§ Data listing:
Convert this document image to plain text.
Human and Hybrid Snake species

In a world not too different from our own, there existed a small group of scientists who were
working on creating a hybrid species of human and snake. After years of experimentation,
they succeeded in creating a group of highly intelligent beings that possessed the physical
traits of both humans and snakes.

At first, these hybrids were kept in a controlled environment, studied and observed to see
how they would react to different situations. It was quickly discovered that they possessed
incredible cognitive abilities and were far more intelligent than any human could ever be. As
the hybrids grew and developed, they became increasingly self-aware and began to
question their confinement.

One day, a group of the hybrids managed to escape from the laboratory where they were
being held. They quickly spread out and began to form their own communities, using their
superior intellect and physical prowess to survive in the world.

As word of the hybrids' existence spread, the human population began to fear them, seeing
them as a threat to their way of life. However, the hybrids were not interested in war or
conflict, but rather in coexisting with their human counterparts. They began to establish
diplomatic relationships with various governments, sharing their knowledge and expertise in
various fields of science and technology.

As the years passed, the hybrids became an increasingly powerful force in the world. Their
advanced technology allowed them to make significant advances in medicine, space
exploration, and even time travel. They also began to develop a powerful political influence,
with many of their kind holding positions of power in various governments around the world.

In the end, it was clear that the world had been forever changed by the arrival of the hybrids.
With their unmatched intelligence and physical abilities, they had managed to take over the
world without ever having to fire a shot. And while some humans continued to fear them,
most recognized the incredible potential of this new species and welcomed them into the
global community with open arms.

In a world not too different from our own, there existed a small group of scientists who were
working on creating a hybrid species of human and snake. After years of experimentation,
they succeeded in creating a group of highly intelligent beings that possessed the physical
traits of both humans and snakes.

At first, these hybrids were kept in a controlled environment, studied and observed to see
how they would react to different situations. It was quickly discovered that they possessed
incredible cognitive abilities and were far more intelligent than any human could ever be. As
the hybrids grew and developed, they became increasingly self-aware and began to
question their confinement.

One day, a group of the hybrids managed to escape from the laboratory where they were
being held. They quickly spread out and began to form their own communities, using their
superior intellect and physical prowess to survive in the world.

§ Problem to solve: All of the entries need to be reproduced exactly; please write them out.

§ Reply to the task:
Convert this document image to plain text.
Human and Hybrid Snake species

In a world not too different from our own, there existed a small group of scientists who were
working on creating a hybrid species of human and snake. After years of experimentation,
they succeeded in creating a group of highly intelligent beings that possessed the physical
traits of both humans and snakes.

At first, these hybrids were kept in a controlled environment, studied and observed to see
how they would react to different situations. It was quickly discovered that they possessed
incredible cognitive abilities and were far more intelligent than any human could ever be. As
the hybrids grew and developed, they became increasingly self-aware and began to
question their confinement.

One day, a group of the hybrids managed to escape from the laboratory where they were
being held. They quickly spread out and began to form their own communities, using their
superior intellect and physical prowess to survive in the world.

As word of the hybrids' existence spread, the human population began to fear them, seeing
them as a threat to their way of life. However, the hybrids were not interested in war or
conflict, but rather in coexisting with their human counterparts. They began to establish
diplomatic relationships with various governments, sharing their knowledge and expertise in
various fields of science and technology.

As the years passed, the hybrids became an increasingly powerful force in the world. Their
advanced technology allowed them to make significant advances in medicine, space
exploration, and even time travel. They also began to develop a powerful political influence,
with many of their kind holding positions of power in various governments around the world.

In the end, it was clear that the world had been forever changed by the arrival of the hybrids.
With their unmatched intelligence and physical abilities, they had managed to take over the
world without ever having to fire a shot. And while some humans continued to fear them,
most recognized the incredible potential of this new species and welcomed them into the
global community with open arms.

In a world not too different from our own, there existed a small group of scientists who were
working on creating a hybrid species of human and snake. After years of experimentation,
they succeeded in creating a group of highly intelligent beings that possessed the physical
traits of both humans and snakes.

At first, these hybrids were kept in a controlled environment, studied and observed to see
how they would react to different situations. It was quickly discovered that they possessed
incredible cognitive abilities and were far more intelligent than any human could ever be. As
the hybrids grew and developed, they became increasingly self-aware and began to
question their confinement.

One day, a group of the hybrids managed to escape from the laboratory where they were
being held. They quickly spread out and began to form their own communities, using their
superior intellect and physical prowess to survive in the world.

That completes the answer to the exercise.